Set task »
Copy every line of the data that includes the string "JSON".

Data provided »
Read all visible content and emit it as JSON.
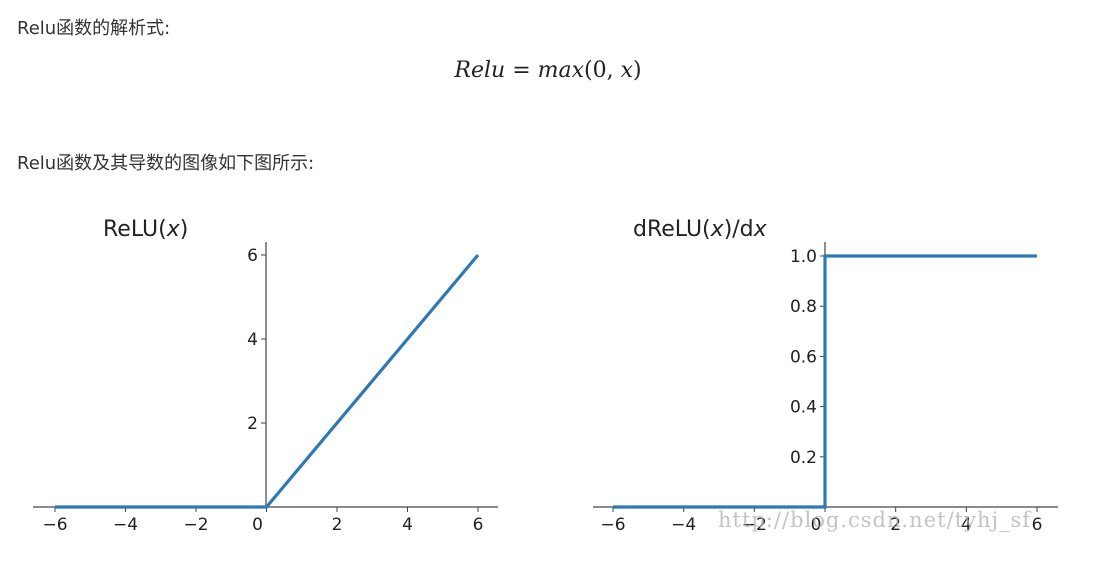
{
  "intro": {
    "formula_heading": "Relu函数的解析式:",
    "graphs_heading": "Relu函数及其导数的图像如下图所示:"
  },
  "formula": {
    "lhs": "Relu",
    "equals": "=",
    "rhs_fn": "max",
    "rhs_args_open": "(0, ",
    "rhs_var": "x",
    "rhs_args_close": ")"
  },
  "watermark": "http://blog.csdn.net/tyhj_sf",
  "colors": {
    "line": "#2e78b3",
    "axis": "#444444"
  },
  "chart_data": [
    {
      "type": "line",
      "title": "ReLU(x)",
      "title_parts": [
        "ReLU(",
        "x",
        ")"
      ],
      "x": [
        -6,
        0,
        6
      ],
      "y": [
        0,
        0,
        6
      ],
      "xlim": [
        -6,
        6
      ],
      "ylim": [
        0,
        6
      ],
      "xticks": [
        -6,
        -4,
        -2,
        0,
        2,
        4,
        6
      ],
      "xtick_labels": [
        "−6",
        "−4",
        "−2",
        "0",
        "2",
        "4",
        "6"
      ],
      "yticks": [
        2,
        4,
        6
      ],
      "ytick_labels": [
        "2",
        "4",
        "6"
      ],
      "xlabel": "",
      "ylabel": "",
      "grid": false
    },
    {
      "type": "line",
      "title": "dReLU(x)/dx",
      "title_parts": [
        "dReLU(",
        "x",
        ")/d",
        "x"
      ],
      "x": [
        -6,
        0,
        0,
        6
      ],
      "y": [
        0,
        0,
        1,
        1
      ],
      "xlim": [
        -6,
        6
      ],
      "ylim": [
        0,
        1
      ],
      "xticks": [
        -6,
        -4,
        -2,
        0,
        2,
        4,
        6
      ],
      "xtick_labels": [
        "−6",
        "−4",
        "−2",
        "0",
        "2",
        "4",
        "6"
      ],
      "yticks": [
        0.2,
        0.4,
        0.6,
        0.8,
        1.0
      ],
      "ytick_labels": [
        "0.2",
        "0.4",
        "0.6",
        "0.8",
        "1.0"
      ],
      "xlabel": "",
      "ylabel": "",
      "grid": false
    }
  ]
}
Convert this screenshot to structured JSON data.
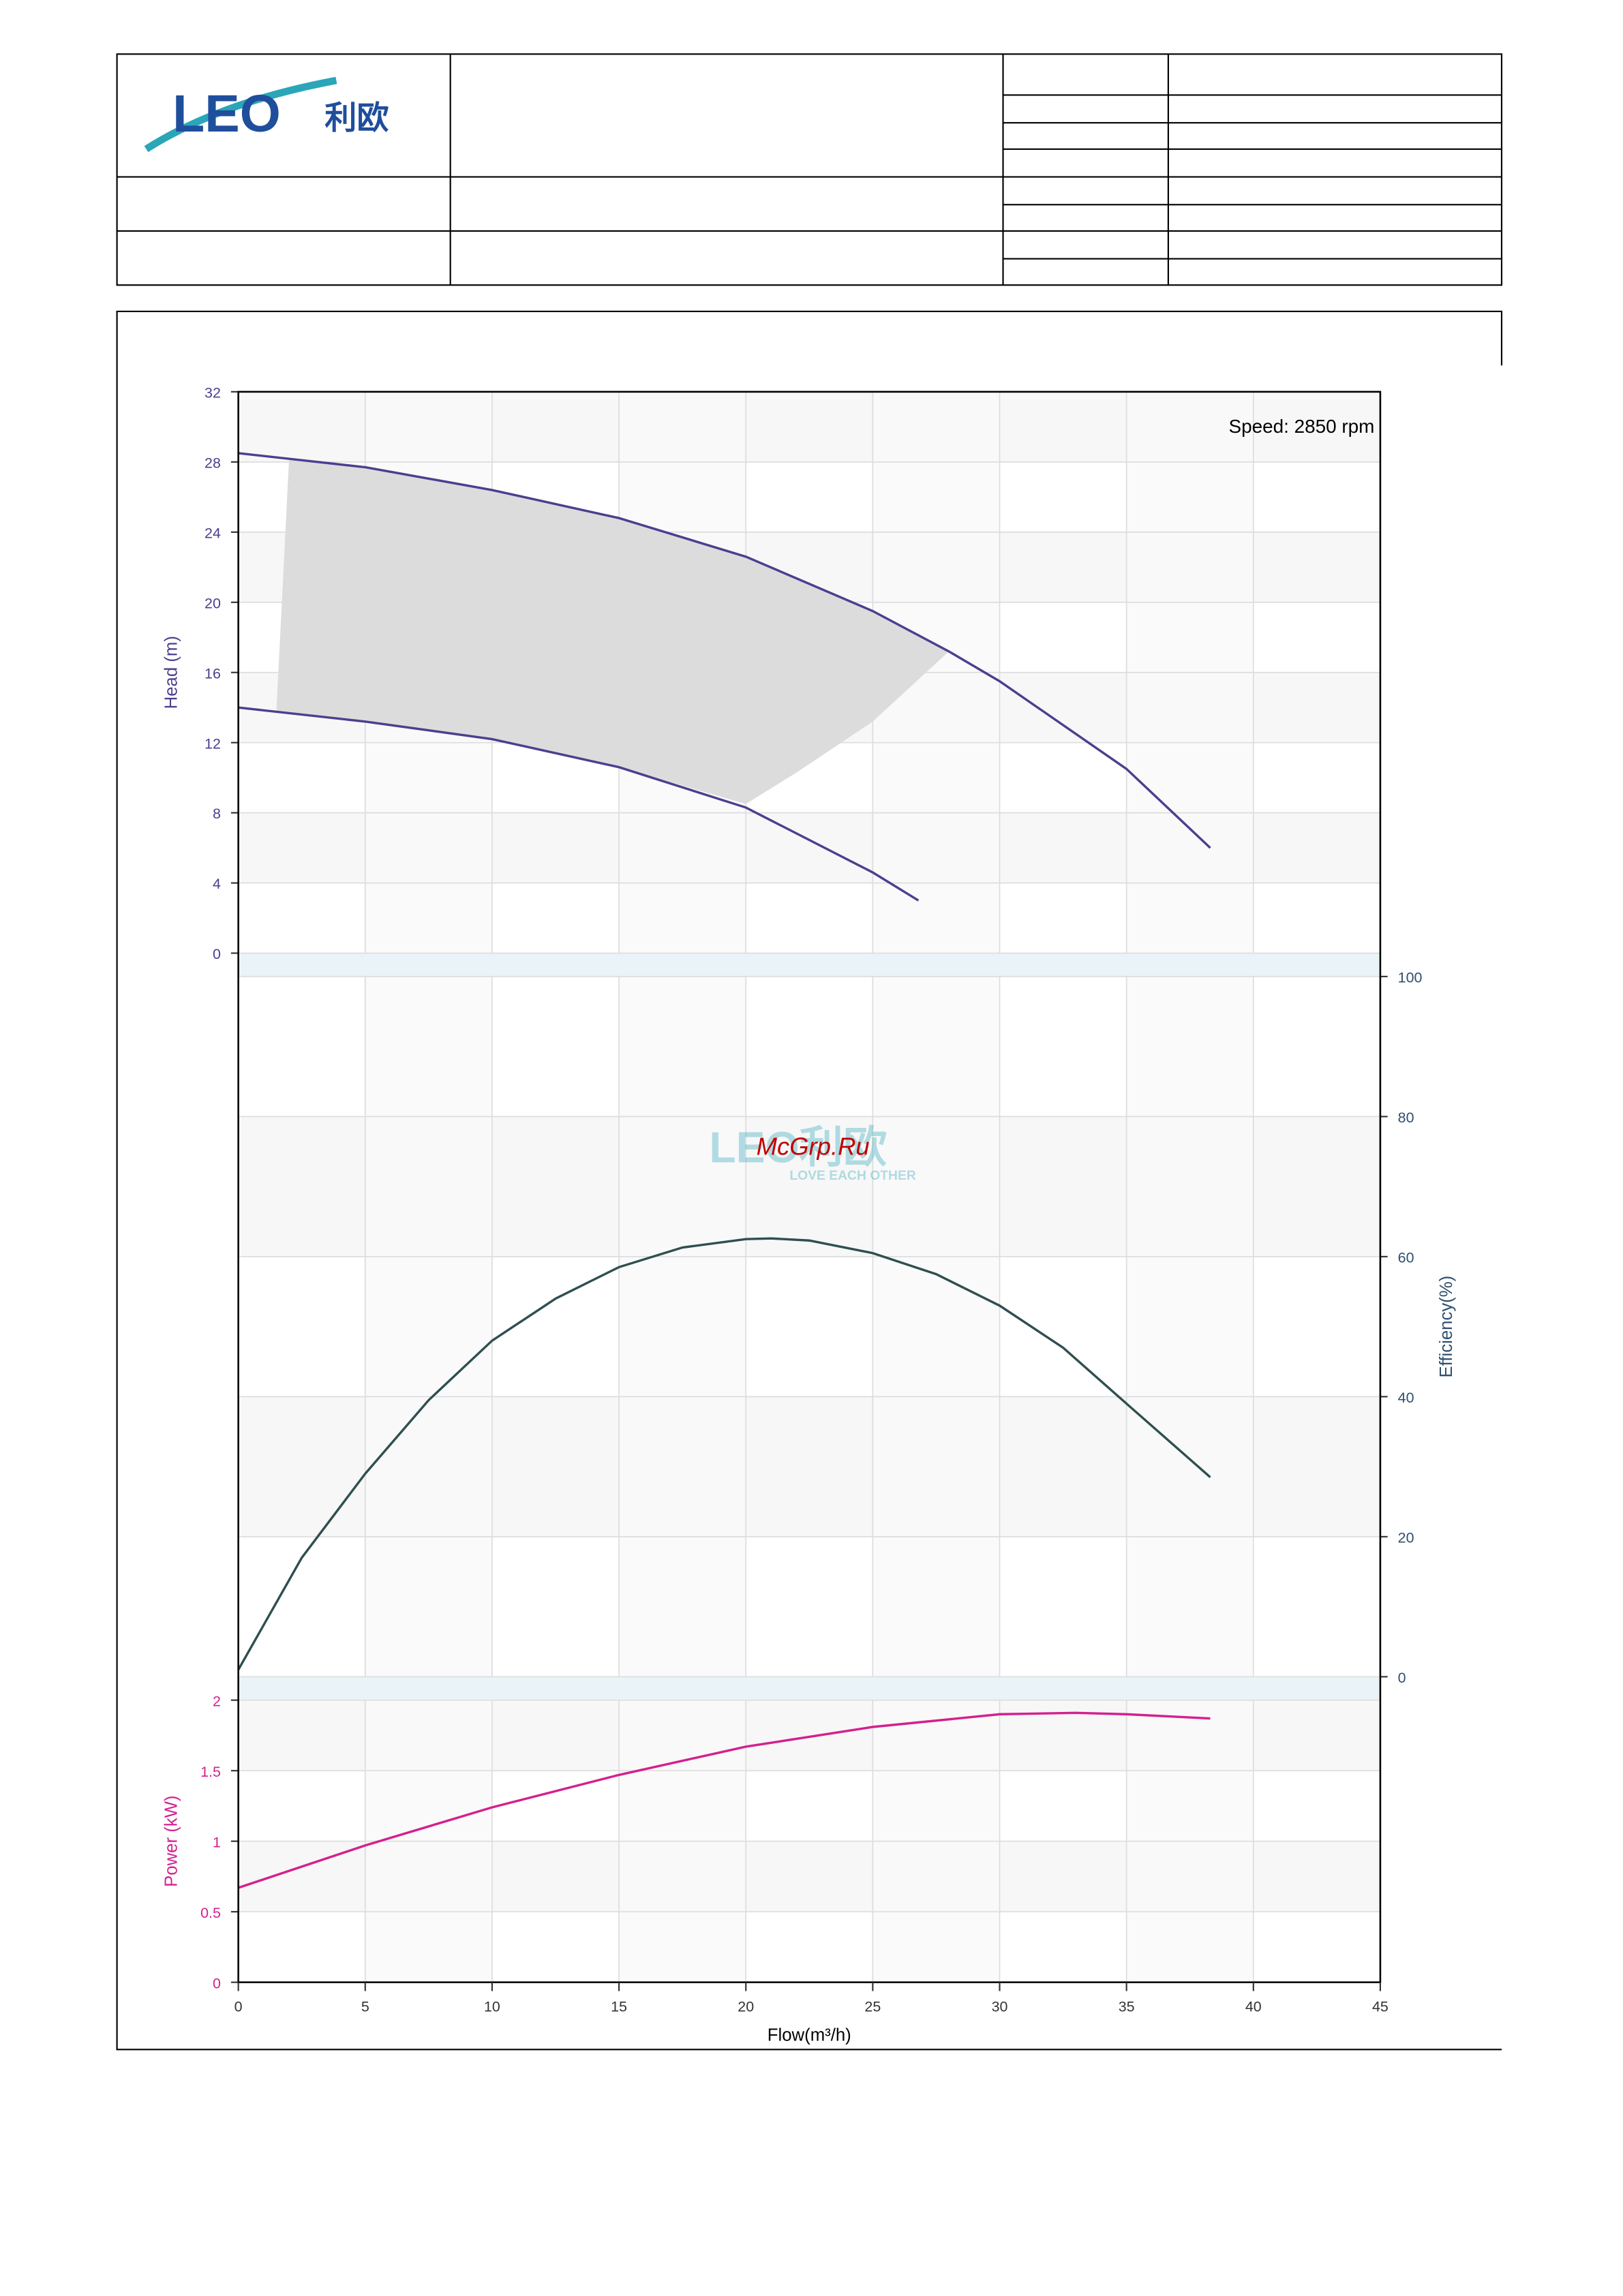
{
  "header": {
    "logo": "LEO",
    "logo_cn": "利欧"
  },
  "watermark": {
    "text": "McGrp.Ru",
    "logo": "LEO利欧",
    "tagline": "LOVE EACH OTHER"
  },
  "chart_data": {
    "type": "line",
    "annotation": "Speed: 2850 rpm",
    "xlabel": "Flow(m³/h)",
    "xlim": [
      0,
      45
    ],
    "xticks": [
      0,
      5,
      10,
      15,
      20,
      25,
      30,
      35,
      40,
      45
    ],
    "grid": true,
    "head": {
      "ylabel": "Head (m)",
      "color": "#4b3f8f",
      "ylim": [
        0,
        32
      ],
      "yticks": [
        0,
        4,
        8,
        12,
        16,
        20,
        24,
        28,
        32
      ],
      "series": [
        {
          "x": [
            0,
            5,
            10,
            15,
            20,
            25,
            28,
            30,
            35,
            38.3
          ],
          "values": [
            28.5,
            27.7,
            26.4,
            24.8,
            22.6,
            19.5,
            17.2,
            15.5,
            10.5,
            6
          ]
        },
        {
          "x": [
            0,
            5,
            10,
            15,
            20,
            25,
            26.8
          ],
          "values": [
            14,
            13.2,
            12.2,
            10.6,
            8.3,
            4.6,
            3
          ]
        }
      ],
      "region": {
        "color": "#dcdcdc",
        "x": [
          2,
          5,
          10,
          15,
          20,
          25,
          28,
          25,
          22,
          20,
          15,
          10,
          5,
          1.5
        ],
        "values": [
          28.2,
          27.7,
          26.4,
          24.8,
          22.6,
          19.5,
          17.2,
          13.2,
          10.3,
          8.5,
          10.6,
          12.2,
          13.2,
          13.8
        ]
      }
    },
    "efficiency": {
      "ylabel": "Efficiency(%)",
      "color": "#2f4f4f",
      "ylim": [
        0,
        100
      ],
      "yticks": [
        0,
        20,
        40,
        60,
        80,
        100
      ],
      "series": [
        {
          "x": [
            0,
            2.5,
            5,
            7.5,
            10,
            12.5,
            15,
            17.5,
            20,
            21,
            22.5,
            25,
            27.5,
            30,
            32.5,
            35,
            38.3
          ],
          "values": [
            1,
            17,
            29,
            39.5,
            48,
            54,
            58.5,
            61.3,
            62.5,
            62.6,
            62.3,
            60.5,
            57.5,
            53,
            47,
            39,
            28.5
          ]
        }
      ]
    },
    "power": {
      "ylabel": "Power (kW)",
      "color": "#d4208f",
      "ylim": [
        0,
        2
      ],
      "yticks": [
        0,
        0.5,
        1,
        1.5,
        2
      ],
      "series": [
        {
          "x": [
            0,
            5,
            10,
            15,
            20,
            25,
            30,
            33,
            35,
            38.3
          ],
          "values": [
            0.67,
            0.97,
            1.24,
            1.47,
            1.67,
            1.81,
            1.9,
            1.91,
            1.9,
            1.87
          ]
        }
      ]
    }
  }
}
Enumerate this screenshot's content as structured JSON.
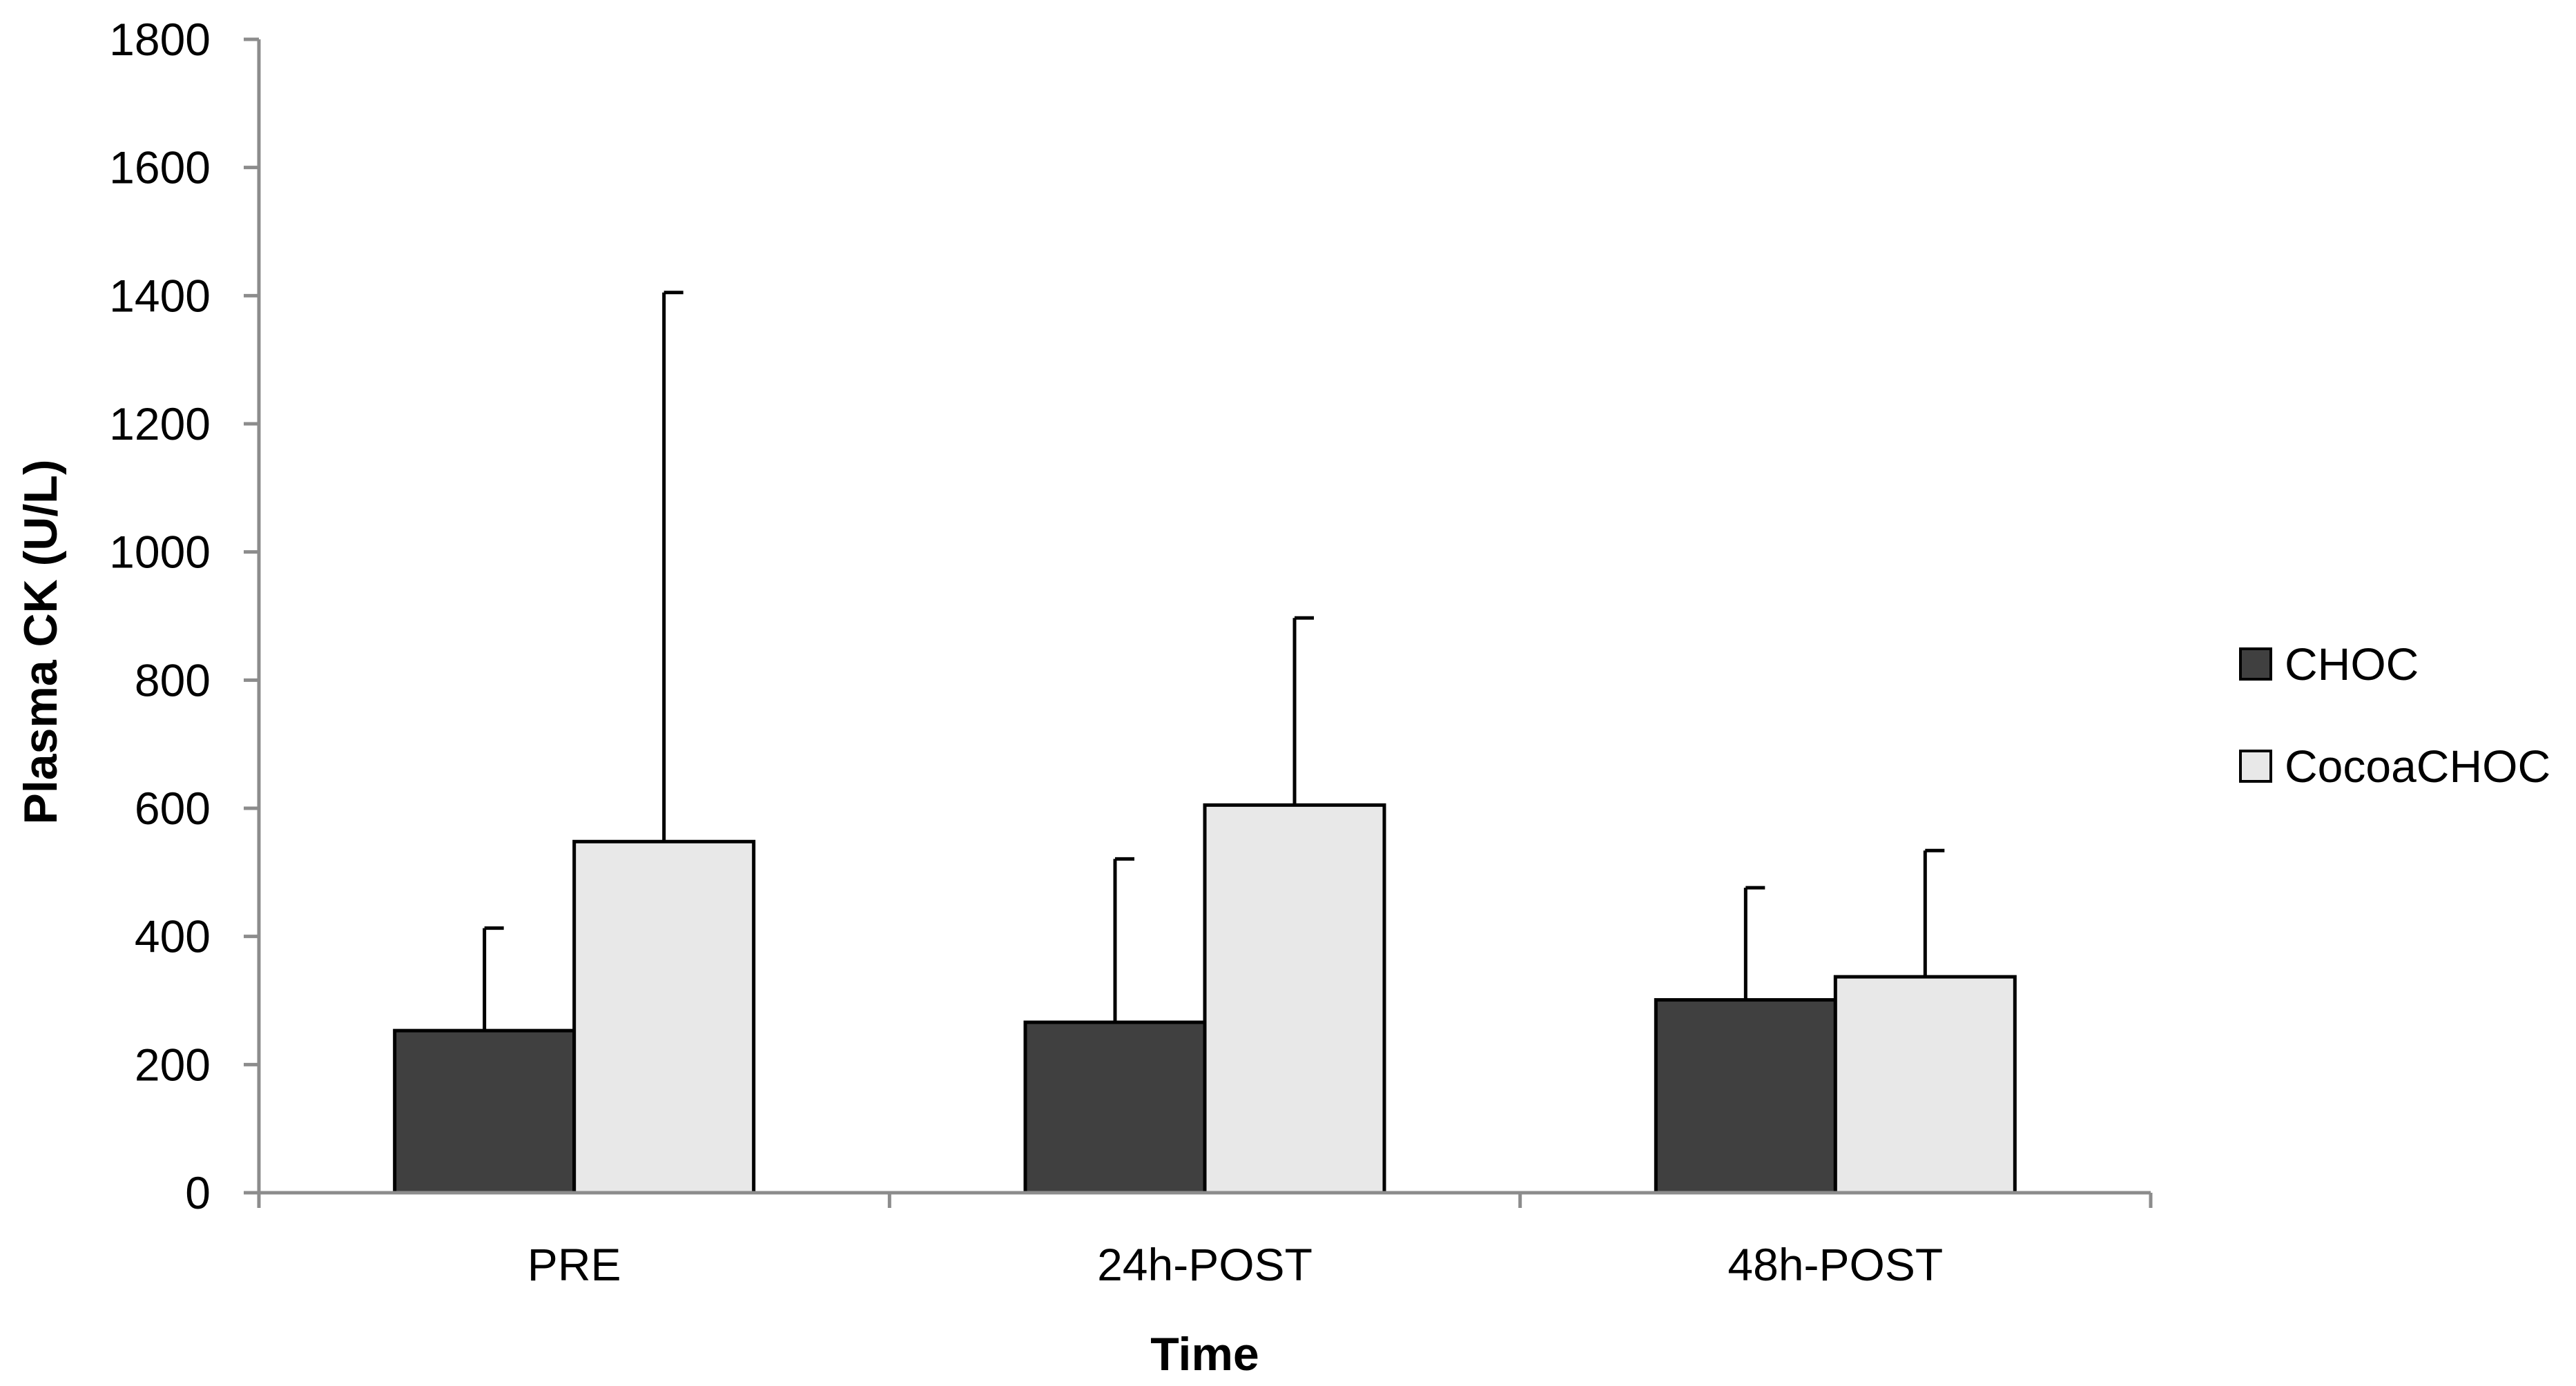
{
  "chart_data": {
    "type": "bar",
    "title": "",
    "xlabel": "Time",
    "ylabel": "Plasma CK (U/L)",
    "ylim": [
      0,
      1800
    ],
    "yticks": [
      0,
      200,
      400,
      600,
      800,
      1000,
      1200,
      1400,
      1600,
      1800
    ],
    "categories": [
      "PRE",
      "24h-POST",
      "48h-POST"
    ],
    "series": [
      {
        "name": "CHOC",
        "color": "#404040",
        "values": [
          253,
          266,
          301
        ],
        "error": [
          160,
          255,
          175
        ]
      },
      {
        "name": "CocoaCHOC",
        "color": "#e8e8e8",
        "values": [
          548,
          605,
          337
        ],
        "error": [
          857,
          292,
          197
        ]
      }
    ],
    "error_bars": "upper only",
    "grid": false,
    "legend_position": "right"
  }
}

Correct response »
Read all visible content and emit it as JSON.
Convert this screenshot to structured JSON data.
Enumerate this screenshot's content as structured JSON.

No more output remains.